_WHAT YOU ARE ASKED TO DO_. Provide only the number of lines below that contain the word "name".

+++ RECORDS PROVIDED

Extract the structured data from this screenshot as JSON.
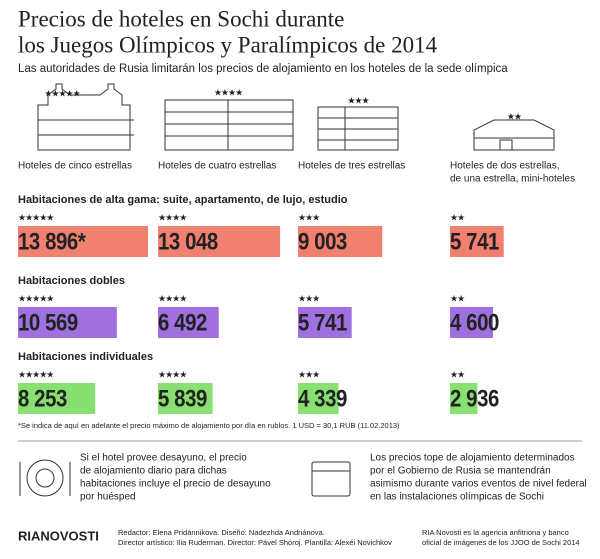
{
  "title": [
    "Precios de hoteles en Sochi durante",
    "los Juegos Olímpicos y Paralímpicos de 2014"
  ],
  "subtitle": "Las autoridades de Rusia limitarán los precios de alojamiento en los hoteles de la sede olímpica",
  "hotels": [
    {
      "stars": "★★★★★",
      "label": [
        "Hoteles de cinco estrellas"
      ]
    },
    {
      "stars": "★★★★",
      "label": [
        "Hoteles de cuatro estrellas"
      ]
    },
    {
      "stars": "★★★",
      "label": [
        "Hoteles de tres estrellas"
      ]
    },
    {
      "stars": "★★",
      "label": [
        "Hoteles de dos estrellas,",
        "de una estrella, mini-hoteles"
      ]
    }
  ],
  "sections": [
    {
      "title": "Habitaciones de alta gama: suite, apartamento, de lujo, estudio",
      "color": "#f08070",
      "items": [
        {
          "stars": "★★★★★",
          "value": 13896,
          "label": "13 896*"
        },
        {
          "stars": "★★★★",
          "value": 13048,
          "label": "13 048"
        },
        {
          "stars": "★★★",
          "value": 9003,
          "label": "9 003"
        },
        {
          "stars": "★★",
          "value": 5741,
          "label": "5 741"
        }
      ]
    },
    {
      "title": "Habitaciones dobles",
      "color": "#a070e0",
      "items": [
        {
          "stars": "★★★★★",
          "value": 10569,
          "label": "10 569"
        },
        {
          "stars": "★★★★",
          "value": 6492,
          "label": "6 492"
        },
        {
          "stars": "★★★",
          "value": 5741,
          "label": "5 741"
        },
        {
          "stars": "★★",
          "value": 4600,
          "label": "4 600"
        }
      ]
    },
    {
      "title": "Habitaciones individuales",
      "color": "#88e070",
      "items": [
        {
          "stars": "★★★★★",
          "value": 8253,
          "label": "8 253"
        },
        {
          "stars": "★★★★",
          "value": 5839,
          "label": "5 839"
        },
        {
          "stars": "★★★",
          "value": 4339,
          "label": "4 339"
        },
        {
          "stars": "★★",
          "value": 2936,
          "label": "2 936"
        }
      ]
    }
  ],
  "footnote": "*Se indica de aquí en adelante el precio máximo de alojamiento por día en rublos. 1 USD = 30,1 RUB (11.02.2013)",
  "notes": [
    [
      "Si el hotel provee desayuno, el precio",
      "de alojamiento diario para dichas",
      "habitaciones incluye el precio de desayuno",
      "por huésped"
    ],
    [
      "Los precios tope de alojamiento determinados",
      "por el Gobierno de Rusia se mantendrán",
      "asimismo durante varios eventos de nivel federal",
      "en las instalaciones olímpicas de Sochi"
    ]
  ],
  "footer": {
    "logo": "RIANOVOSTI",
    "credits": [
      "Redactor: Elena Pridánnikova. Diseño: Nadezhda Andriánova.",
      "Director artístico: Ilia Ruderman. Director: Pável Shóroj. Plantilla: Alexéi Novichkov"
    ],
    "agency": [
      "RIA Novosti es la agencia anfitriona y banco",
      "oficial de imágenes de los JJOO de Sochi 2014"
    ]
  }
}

++++++
+++ RECORDS PROVIDED

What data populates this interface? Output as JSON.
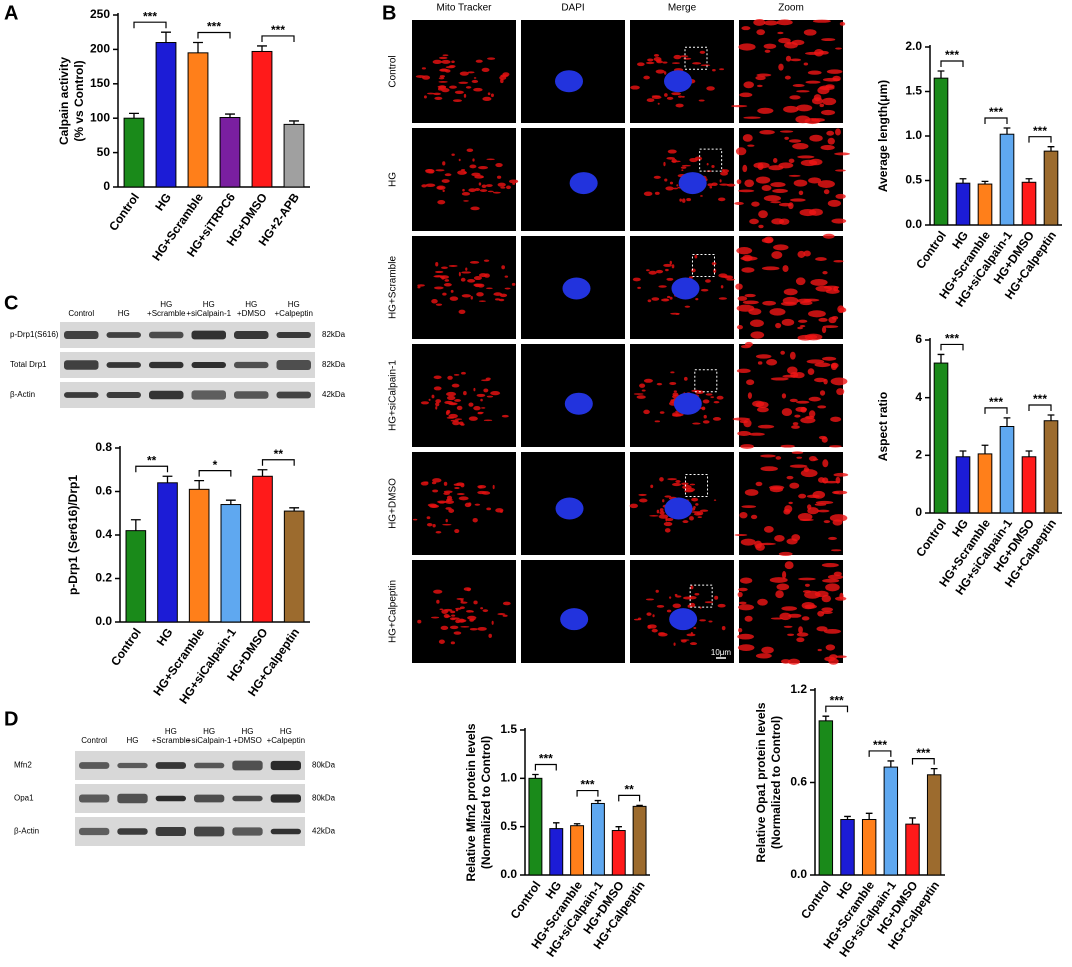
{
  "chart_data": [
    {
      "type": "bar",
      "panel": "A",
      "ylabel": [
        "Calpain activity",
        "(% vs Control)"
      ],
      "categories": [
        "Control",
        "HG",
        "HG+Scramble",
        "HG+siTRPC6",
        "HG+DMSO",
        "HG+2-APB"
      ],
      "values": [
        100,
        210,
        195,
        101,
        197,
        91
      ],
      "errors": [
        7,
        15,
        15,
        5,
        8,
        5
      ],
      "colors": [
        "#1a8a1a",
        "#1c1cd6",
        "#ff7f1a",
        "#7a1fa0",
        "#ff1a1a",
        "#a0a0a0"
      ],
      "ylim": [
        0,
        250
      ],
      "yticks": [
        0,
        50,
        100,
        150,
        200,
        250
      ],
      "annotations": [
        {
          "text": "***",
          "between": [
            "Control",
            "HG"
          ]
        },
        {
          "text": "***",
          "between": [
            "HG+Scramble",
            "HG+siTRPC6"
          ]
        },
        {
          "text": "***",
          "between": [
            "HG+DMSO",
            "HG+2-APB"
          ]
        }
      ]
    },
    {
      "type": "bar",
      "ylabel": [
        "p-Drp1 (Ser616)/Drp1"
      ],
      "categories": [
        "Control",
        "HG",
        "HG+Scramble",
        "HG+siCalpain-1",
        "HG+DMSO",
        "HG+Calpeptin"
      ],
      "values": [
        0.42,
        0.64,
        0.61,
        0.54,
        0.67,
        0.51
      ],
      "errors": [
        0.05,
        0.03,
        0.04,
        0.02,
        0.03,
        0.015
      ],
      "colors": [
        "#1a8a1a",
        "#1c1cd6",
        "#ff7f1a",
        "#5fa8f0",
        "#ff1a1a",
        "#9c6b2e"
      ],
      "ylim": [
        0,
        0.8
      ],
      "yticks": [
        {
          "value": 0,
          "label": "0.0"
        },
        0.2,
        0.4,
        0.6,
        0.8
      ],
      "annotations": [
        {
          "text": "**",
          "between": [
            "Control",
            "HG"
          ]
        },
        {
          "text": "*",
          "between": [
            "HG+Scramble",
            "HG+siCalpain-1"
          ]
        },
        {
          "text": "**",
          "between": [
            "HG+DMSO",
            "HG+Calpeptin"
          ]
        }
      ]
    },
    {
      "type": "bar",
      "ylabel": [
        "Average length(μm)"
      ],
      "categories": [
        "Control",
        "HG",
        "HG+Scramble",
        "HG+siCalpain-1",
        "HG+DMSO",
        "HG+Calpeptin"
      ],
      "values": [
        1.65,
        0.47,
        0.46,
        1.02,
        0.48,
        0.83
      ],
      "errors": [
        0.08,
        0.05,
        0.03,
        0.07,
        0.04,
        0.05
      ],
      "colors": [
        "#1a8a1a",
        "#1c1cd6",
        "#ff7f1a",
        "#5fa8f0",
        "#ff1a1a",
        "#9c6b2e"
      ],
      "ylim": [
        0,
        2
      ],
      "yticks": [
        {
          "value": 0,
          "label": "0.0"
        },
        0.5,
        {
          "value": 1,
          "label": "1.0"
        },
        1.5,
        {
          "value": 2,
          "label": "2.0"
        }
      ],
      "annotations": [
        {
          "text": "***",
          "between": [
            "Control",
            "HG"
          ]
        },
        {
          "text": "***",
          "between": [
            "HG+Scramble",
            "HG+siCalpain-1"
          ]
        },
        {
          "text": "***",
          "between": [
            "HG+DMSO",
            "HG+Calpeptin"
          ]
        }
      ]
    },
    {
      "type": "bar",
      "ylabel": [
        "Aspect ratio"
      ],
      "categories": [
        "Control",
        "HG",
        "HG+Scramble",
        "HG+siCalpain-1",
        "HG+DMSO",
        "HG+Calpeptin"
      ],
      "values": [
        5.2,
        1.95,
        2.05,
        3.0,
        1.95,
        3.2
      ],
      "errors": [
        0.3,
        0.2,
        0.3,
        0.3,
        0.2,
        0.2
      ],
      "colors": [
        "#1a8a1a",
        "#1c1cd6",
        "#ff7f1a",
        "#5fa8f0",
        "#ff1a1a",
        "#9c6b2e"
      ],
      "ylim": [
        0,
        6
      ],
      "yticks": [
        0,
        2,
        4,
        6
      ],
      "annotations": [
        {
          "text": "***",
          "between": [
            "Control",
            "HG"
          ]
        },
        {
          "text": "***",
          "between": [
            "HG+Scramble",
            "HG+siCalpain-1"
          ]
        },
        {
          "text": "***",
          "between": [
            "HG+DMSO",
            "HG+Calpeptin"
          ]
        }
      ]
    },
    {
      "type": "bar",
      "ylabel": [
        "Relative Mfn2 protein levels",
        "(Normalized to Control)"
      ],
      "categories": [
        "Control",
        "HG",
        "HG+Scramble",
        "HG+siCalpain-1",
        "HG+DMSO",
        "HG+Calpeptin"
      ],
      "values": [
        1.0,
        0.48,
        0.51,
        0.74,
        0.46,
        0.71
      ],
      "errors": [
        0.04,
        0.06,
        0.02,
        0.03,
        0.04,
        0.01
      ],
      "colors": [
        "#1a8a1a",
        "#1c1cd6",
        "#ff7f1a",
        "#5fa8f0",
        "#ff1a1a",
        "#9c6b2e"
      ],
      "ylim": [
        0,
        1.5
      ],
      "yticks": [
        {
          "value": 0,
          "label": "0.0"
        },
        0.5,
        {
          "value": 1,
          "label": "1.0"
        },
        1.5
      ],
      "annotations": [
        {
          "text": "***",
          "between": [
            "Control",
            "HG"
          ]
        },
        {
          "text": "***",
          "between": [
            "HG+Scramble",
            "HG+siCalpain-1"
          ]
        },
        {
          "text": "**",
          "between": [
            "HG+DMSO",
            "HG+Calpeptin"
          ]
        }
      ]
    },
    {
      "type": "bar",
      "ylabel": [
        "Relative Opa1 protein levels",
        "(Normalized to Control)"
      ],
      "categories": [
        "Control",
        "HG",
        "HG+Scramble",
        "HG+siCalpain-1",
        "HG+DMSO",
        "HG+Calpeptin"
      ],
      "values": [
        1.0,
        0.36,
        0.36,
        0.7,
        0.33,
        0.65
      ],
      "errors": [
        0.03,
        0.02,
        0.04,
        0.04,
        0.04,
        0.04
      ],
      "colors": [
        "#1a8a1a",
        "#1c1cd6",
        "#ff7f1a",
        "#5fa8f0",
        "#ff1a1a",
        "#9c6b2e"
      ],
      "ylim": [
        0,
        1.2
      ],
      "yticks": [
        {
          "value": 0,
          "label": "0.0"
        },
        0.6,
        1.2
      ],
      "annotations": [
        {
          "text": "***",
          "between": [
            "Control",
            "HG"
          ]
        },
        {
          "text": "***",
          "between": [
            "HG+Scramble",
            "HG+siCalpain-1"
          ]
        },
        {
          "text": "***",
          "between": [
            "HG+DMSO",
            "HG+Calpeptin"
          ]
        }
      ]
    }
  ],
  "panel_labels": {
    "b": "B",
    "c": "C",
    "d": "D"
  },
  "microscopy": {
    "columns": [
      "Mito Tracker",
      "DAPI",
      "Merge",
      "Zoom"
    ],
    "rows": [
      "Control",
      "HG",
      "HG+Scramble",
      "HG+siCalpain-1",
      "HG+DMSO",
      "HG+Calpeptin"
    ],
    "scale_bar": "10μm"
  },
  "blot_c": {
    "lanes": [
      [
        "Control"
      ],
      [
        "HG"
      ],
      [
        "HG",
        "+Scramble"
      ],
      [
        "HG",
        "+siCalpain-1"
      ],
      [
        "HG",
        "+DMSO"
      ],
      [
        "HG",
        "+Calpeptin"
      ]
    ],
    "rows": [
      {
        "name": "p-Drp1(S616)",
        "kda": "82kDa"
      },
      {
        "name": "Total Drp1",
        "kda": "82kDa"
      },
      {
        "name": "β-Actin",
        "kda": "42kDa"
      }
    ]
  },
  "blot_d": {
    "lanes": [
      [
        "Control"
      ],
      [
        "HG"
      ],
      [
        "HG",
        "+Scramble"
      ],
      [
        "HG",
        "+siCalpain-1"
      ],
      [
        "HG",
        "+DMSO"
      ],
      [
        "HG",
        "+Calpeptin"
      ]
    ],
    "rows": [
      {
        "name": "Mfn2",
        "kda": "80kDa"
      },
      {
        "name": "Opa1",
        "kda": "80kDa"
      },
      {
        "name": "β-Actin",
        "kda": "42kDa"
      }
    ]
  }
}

++++++
+++ RECORDS PROVIDED

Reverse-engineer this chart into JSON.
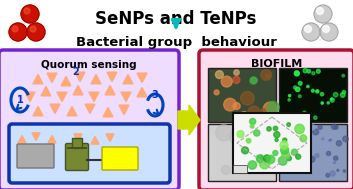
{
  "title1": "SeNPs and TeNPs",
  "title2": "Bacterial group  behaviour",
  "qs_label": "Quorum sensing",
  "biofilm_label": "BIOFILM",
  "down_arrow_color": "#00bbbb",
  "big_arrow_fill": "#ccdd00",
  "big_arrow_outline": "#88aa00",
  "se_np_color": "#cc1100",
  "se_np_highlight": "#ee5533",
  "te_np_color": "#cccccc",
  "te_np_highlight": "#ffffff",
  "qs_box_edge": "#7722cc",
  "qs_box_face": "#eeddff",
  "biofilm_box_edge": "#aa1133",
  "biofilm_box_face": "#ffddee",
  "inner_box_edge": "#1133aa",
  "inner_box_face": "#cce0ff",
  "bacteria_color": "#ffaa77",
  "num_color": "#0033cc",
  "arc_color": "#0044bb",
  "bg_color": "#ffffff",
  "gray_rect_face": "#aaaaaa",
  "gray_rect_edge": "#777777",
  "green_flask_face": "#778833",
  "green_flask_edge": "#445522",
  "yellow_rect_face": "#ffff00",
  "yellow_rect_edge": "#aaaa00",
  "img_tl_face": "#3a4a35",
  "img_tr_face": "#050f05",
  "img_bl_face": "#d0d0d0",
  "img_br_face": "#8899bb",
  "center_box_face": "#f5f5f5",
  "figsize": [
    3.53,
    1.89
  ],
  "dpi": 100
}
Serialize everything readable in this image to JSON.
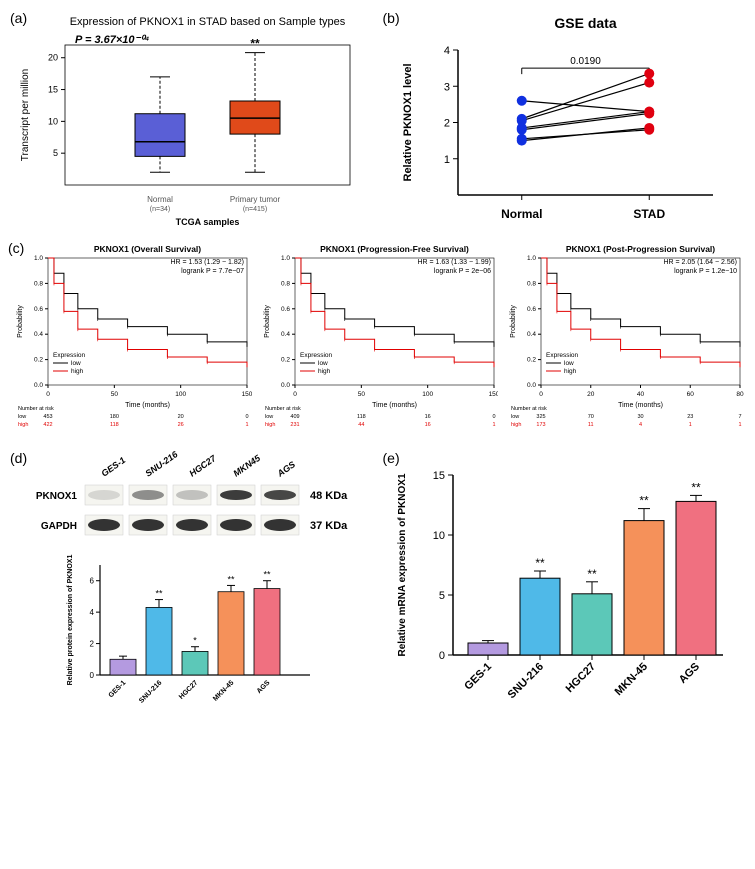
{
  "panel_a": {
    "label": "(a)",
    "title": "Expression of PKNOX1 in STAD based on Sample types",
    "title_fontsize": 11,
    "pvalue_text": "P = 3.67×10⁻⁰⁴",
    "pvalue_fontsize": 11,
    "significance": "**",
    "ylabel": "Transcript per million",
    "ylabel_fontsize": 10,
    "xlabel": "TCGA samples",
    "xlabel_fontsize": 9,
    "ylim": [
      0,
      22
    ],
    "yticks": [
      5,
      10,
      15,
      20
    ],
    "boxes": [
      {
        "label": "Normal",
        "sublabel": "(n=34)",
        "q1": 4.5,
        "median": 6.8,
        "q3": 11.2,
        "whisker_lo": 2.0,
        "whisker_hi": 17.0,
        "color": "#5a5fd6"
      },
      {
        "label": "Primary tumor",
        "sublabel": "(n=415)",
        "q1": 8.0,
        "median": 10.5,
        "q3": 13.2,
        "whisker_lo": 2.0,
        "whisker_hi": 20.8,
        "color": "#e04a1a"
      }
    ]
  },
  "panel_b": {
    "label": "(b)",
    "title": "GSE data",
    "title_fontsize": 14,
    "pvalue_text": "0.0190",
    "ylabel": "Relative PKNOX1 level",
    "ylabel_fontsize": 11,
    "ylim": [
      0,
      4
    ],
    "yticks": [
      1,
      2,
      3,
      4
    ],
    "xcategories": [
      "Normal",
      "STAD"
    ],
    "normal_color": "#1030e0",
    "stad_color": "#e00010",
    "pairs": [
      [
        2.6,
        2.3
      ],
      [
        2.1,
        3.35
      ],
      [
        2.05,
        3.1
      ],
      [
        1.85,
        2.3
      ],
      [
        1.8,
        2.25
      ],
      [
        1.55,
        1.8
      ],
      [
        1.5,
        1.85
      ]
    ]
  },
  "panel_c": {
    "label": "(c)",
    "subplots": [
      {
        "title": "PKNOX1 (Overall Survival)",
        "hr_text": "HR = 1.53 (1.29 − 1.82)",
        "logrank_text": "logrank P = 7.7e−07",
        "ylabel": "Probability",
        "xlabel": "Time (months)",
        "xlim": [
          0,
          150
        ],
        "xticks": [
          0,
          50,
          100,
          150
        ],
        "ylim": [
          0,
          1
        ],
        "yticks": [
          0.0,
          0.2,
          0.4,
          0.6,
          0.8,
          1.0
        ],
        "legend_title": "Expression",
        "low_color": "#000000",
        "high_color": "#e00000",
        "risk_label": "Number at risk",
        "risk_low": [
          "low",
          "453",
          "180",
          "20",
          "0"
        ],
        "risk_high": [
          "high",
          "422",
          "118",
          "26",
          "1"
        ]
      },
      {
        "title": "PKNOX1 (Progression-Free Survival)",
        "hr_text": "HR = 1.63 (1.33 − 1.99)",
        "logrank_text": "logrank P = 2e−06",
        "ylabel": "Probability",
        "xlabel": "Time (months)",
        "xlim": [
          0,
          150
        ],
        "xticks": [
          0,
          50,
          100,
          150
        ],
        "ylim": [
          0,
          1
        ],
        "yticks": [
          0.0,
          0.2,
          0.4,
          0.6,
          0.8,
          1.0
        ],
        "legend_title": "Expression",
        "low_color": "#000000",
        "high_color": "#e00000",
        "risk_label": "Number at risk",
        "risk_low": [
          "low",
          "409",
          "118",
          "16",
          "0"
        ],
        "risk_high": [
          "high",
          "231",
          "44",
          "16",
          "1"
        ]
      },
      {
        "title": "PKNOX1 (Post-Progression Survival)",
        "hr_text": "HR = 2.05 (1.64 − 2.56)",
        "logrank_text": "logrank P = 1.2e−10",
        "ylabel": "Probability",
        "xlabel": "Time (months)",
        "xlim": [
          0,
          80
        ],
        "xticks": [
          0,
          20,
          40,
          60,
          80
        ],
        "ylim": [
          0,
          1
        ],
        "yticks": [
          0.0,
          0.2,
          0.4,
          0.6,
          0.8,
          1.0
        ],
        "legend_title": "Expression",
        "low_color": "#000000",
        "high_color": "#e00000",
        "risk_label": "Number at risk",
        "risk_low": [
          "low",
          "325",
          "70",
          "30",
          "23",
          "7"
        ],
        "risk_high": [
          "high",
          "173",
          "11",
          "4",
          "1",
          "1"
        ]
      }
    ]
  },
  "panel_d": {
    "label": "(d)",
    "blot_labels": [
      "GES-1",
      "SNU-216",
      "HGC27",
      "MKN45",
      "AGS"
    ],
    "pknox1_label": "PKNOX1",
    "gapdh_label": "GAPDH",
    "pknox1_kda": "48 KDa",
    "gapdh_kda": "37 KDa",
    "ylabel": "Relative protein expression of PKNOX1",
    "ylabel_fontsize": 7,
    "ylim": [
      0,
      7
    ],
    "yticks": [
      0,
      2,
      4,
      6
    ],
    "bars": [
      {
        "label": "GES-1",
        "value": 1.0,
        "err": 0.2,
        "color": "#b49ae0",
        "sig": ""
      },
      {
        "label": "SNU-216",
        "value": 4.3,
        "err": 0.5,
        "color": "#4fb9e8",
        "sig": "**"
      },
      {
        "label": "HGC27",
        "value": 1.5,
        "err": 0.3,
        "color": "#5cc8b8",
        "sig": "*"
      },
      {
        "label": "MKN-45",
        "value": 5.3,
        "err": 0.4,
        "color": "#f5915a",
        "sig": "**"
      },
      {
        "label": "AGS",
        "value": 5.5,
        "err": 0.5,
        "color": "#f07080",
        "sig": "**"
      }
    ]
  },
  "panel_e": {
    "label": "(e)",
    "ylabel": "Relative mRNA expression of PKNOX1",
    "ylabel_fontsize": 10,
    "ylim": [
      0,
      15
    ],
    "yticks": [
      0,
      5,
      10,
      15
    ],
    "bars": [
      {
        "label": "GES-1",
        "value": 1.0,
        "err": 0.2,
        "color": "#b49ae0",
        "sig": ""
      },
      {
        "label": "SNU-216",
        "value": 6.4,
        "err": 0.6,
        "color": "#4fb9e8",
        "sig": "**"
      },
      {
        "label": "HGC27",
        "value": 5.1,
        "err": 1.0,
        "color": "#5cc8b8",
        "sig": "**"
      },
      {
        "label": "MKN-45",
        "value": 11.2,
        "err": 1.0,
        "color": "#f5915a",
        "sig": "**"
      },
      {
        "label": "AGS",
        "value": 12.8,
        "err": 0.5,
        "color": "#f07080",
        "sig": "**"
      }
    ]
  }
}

++++++

_EXPECTED ANSWER_. 6